Among the entries below, find all lines that include "cytb" and copy them.

*** Data listing Section Begins ***

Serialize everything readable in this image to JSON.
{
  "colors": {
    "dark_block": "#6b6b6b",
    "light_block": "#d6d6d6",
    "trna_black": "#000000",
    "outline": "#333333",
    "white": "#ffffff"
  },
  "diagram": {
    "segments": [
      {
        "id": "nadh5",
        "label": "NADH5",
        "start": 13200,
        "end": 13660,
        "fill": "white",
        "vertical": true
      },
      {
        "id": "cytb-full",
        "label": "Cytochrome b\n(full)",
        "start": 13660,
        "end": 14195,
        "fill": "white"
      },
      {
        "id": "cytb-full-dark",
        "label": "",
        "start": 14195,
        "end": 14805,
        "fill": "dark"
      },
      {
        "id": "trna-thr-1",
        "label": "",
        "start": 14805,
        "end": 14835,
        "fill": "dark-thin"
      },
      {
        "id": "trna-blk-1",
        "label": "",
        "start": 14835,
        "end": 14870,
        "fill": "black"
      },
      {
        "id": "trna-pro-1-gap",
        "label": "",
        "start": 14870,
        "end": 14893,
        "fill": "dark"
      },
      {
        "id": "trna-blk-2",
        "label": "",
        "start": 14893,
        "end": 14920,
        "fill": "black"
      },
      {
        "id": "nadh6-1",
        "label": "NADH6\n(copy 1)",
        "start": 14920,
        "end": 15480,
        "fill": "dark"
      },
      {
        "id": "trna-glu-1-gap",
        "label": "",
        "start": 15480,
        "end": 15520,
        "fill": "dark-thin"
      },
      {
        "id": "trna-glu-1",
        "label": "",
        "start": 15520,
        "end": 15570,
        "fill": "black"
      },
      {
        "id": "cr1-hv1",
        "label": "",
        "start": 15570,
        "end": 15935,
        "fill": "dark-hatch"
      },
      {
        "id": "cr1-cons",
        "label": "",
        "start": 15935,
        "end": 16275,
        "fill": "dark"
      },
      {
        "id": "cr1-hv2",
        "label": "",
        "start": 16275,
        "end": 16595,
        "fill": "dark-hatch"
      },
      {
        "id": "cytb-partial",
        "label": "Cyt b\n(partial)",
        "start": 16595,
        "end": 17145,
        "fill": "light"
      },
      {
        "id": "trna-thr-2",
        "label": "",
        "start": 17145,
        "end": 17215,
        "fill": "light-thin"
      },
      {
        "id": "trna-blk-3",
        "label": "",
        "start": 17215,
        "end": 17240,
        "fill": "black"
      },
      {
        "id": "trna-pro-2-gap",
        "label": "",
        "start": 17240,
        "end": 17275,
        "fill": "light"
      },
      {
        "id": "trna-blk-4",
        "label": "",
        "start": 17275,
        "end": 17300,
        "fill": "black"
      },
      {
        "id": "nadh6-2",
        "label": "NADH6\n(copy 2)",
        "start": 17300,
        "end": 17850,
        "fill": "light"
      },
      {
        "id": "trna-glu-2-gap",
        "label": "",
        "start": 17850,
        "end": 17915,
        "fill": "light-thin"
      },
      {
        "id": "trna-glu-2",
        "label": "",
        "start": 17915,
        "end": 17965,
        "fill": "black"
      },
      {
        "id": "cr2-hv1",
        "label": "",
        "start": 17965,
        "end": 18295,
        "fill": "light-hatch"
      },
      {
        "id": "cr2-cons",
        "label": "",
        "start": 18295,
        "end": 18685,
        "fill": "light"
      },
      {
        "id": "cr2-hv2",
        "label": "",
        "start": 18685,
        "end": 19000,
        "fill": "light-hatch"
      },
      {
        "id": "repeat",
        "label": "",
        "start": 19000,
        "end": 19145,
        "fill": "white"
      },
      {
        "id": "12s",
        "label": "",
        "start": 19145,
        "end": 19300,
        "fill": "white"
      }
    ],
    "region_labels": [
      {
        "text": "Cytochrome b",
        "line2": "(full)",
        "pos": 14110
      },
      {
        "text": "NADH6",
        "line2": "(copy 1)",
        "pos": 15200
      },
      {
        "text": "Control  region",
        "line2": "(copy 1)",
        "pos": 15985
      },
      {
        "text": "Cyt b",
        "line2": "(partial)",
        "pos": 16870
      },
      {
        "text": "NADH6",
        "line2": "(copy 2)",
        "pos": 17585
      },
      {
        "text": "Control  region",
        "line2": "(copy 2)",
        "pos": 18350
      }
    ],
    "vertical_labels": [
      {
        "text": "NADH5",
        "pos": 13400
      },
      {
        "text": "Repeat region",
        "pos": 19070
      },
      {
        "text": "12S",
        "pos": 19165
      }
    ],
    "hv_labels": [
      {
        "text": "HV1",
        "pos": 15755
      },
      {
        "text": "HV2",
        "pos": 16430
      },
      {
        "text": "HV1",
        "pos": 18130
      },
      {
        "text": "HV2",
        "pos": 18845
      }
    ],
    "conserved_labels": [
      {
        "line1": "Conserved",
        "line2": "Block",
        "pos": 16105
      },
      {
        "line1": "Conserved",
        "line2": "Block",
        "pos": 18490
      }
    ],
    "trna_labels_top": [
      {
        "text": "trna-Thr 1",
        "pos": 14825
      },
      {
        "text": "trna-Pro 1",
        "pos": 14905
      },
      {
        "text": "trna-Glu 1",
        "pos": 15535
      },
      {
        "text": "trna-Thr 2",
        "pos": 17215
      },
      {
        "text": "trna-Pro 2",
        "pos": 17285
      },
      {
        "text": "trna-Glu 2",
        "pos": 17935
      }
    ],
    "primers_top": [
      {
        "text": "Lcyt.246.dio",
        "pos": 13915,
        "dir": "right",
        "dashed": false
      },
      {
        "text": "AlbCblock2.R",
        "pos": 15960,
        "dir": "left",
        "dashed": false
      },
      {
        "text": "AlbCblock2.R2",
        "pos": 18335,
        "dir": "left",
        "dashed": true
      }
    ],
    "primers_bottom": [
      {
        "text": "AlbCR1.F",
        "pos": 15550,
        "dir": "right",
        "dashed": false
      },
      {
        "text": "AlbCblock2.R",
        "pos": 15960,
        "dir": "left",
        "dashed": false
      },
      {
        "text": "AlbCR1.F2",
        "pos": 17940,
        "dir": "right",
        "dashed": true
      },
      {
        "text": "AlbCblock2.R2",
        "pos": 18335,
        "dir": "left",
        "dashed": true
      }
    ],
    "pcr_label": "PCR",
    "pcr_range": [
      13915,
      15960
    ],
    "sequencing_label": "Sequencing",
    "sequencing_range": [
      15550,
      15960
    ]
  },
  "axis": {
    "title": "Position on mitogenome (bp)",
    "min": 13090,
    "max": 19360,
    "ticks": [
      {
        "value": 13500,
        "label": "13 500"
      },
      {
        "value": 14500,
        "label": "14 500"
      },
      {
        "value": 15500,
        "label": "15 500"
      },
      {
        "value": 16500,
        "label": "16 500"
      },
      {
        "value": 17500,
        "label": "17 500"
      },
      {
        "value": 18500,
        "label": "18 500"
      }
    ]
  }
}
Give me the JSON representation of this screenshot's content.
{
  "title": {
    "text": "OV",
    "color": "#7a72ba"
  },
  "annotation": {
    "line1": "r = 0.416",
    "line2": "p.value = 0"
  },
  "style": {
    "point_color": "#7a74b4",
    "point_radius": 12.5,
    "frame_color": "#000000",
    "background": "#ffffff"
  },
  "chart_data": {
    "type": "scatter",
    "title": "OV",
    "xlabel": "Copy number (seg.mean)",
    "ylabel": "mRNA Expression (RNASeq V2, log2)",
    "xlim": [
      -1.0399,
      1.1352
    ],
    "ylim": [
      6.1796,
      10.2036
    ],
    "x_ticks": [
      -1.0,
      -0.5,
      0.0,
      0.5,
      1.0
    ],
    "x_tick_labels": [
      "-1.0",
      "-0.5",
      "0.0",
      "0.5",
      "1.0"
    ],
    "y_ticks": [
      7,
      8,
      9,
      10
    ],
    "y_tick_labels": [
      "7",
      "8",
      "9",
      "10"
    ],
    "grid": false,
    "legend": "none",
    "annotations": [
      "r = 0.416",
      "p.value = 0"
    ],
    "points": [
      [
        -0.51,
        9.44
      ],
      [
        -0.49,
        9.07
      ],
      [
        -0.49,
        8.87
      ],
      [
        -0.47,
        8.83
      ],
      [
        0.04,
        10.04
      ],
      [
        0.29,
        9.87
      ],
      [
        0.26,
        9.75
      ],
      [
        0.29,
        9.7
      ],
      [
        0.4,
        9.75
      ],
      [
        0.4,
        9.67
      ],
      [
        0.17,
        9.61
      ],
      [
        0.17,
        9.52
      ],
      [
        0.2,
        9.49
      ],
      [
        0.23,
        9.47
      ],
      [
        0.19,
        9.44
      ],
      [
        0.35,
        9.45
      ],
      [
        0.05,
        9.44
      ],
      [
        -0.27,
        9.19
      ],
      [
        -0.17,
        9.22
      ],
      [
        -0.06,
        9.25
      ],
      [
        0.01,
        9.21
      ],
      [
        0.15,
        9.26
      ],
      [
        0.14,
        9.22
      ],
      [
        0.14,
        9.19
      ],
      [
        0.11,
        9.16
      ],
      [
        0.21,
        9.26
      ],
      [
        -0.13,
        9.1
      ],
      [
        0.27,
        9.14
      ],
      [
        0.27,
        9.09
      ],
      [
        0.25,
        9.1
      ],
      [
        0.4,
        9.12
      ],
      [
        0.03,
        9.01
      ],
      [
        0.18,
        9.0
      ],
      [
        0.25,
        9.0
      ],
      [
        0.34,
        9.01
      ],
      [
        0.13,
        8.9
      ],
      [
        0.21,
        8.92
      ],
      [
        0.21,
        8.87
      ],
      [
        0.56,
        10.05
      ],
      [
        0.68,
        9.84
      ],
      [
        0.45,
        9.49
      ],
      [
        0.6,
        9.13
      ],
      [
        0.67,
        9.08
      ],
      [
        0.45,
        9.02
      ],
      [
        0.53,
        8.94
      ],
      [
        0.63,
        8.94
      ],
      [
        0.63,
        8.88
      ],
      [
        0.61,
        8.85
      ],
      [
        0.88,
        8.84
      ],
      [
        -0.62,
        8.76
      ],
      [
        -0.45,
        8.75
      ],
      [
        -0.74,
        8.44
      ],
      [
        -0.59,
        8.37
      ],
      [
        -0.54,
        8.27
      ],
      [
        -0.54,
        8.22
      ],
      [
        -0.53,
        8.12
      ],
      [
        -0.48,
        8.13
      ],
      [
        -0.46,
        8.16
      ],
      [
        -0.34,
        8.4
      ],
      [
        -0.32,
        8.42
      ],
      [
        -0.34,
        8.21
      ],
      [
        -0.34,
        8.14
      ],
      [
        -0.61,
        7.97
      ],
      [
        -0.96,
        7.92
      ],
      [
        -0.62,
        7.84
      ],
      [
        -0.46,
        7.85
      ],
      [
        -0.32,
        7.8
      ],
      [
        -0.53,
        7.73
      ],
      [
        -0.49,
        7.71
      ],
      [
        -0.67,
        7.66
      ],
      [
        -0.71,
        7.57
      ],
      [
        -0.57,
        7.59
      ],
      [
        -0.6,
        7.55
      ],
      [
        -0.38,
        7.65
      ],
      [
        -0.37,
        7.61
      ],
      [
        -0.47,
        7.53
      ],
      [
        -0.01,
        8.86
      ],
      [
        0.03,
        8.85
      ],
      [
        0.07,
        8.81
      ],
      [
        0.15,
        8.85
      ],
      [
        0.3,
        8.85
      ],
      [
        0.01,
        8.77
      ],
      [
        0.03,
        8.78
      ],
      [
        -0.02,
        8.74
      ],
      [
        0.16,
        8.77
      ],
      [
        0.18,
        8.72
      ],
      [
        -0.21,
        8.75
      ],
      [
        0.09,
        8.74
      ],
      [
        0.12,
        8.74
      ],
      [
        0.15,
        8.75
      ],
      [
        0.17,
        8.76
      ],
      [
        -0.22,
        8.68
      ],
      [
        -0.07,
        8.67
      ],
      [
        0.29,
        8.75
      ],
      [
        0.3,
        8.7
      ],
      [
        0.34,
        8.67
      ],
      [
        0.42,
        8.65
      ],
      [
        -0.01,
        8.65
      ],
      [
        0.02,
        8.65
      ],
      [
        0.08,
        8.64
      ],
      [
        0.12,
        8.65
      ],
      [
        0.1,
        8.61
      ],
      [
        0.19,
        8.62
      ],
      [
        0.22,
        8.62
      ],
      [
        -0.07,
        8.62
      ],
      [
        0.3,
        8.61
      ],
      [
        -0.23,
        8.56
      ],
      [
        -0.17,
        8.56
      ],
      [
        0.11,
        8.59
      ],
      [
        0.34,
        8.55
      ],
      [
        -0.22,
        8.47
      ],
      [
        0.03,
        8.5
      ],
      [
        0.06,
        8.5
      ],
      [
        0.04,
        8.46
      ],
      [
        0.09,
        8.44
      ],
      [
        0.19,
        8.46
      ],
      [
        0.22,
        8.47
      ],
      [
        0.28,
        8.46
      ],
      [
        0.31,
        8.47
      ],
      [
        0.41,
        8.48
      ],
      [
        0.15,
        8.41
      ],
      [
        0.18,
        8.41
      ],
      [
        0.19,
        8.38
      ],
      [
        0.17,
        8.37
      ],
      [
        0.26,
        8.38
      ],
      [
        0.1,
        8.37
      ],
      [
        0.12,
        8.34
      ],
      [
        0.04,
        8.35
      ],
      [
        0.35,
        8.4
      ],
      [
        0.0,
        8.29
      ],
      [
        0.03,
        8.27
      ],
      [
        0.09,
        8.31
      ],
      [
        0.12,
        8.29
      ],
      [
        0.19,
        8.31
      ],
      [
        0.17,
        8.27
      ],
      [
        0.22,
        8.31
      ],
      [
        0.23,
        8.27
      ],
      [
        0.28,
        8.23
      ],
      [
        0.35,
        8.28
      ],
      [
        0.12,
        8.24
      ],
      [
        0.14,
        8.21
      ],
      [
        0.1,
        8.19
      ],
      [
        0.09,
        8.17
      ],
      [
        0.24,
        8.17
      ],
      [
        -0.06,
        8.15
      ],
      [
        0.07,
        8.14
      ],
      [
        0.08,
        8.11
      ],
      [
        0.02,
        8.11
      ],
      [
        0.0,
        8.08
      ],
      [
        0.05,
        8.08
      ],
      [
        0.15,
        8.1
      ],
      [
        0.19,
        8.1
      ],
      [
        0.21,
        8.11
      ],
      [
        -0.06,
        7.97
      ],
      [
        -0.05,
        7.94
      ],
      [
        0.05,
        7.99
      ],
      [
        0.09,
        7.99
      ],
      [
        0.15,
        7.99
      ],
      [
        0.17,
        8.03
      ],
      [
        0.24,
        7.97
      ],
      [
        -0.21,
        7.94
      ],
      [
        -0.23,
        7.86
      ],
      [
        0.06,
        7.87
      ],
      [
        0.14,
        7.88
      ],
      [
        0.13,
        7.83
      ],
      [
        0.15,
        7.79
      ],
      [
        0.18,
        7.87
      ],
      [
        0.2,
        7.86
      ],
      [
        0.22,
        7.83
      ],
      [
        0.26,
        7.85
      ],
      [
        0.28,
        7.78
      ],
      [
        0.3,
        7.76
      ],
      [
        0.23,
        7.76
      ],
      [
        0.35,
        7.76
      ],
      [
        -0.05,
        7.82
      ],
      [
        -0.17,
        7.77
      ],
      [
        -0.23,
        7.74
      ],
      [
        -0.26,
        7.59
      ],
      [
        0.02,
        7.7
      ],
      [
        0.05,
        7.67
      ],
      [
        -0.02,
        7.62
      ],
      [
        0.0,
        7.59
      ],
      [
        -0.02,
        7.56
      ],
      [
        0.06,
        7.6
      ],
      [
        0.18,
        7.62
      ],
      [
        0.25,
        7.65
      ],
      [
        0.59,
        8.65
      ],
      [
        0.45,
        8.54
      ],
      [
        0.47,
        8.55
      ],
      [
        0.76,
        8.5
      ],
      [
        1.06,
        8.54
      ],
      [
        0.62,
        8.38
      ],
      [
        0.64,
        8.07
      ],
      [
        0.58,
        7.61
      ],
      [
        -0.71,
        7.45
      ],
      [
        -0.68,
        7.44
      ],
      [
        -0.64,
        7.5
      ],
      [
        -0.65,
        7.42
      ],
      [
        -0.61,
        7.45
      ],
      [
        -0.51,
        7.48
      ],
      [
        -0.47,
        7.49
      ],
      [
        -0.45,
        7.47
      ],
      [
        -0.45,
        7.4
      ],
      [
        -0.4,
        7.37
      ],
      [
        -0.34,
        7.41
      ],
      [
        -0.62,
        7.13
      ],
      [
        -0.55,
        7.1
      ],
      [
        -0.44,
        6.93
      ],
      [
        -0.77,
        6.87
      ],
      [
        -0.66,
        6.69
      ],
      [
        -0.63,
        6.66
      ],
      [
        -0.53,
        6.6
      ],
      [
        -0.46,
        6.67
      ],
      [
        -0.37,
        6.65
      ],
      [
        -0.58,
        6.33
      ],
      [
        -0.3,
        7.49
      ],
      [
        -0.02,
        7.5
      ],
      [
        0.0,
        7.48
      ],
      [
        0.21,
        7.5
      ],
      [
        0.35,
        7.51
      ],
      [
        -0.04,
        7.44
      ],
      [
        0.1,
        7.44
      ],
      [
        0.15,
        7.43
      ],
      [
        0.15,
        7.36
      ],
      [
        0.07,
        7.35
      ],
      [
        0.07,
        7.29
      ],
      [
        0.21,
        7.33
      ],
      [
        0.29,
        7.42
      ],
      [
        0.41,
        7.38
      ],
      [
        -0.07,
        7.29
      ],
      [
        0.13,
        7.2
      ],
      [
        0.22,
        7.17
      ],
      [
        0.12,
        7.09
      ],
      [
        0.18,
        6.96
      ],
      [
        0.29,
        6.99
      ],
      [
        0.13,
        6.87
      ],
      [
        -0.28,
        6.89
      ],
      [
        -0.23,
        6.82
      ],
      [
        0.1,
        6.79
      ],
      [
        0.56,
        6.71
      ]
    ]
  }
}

*** Data listing Section Ends ***

» Completed exercise:
        "id": "cytb-full",
        "id": "cytb-full-dark",
        "id": "cytb-partial",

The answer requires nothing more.